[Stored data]
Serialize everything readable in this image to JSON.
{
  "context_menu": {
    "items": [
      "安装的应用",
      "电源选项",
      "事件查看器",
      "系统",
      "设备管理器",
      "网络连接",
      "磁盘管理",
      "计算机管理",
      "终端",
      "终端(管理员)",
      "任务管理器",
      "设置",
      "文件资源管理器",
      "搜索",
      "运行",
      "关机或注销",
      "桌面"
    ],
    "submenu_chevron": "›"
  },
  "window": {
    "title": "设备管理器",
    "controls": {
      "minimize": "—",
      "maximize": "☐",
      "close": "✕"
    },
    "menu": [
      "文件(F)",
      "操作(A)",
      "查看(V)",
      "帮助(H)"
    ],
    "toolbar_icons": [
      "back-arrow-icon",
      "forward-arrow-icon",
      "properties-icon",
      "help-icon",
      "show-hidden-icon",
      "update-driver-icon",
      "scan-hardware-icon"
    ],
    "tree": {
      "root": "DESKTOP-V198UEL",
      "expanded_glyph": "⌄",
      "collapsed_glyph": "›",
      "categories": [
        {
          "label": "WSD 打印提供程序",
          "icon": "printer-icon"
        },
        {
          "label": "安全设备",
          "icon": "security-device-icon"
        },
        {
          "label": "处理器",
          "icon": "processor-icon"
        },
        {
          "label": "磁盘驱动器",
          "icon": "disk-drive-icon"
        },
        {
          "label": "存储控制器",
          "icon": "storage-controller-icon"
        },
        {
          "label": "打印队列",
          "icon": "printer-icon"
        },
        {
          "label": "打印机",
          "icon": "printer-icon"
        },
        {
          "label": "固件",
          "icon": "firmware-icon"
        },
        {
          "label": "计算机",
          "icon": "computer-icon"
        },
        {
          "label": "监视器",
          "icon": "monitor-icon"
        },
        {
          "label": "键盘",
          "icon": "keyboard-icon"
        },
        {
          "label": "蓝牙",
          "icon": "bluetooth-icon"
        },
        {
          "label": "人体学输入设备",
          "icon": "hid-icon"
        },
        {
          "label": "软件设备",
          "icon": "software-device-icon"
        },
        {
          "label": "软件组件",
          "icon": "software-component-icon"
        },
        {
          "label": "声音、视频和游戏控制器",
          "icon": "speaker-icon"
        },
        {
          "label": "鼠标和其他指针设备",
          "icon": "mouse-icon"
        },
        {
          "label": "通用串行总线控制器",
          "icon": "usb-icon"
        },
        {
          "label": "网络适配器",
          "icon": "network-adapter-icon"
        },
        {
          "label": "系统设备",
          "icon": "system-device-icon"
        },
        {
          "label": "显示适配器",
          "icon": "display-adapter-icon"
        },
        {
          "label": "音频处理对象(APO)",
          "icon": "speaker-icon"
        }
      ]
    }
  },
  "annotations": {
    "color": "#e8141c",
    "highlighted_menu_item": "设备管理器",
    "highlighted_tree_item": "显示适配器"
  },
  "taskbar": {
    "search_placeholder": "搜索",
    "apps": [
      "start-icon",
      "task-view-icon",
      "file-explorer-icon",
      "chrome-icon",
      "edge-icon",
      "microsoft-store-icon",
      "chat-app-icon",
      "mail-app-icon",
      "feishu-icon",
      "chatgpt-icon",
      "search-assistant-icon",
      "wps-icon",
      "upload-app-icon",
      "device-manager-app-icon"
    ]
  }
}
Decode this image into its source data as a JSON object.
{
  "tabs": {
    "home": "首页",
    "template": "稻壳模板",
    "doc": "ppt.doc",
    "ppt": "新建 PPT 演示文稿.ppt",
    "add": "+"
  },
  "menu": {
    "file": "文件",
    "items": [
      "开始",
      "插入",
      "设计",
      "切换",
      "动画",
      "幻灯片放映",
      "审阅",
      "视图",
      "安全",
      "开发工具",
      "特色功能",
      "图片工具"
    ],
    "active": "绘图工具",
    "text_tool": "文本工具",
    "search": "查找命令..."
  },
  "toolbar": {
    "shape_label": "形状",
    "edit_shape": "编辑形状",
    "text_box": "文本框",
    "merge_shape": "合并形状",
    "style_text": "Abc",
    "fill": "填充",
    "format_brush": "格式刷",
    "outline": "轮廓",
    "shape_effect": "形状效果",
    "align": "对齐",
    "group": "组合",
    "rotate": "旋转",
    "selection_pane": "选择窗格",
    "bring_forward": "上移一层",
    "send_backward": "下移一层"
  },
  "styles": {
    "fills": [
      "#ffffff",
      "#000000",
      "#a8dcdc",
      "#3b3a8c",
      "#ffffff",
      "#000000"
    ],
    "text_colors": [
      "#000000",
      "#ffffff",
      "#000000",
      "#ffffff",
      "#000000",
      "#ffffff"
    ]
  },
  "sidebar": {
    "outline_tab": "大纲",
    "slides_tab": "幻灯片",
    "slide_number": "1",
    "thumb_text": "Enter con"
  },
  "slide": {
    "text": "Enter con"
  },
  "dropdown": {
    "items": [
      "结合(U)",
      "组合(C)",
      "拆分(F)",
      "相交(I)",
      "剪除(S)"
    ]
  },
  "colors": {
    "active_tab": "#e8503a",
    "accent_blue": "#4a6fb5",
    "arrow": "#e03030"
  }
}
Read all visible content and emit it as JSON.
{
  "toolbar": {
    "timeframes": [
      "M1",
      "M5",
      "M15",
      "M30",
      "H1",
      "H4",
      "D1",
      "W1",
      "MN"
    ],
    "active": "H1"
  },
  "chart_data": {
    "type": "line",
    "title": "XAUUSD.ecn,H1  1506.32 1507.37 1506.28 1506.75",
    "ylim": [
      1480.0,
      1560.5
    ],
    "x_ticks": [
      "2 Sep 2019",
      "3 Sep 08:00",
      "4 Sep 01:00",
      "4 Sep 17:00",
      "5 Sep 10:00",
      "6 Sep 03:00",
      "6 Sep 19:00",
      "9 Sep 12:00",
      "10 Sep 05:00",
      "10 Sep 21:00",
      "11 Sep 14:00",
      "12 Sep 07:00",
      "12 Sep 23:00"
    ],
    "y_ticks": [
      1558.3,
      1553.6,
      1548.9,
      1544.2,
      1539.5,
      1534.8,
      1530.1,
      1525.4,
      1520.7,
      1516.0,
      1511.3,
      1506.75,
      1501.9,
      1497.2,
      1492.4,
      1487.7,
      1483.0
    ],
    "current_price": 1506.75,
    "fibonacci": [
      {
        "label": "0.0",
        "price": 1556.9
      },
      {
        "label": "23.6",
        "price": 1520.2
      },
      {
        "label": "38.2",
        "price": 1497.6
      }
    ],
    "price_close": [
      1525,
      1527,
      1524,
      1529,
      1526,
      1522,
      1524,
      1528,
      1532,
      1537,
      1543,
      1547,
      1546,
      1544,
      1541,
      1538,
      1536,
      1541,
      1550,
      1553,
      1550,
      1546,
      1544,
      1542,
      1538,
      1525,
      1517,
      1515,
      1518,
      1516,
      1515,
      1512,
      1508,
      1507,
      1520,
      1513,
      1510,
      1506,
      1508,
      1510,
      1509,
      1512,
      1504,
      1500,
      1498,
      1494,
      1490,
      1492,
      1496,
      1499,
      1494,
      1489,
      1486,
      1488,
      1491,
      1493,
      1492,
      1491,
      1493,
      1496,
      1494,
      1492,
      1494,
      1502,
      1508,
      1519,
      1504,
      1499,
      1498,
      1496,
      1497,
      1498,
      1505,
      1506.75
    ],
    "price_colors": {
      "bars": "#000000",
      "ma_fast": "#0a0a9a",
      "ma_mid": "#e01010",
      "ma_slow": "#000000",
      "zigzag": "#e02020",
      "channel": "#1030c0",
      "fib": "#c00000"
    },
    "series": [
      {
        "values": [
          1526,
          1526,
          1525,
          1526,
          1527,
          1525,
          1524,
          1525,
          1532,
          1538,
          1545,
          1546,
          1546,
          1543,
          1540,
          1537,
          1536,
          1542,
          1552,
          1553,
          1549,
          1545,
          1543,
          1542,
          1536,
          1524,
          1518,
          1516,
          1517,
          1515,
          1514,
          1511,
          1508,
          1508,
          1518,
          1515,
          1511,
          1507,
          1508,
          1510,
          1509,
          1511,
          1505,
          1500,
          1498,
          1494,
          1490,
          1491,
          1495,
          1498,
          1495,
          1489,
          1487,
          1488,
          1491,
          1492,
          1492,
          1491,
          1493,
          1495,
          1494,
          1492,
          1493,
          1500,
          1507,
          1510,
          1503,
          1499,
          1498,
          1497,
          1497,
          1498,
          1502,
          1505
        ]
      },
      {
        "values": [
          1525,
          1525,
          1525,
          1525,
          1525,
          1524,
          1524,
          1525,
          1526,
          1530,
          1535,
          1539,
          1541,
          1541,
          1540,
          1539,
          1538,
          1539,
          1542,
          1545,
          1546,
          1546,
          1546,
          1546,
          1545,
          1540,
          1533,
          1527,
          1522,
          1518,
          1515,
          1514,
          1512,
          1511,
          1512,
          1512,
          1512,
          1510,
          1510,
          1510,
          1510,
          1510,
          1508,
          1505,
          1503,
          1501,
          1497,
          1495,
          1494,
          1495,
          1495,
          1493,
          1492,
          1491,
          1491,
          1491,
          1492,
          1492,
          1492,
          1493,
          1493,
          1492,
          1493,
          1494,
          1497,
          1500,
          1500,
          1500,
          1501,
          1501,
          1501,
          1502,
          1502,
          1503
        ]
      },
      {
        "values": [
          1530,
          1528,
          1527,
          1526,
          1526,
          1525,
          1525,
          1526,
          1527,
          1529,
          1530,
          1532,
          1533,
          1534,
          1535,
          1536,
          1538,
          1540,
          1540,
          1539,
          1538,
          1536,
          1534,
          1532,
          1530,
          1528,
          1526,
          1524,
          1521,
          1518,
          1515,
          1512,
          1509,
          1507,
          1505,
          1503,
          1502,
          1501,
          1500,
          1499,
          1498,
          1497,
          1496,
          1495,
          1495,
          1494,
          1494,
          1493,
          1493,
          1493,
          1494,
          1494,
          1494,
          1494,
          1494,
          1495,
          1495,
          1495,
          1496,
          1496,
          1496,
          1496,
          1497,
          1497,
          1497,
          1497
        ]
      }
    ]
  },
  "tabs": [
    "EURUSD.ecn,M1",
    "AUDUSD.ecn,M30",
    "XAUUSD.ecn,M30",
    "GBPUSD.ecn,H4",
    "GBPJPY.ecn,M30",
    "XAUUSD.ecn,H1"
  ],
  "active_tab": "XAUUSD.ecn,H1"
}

### WHAT THE TASK ASKS:
From the entries above, copy every line where the word "title" shows up.

### OUTPUT FOR THIS EXERCISE:
    "title": "设备管理器",
    "title": "XAUUSD.ecn,H1  1506.32 1507.37 1506.28 1506.75",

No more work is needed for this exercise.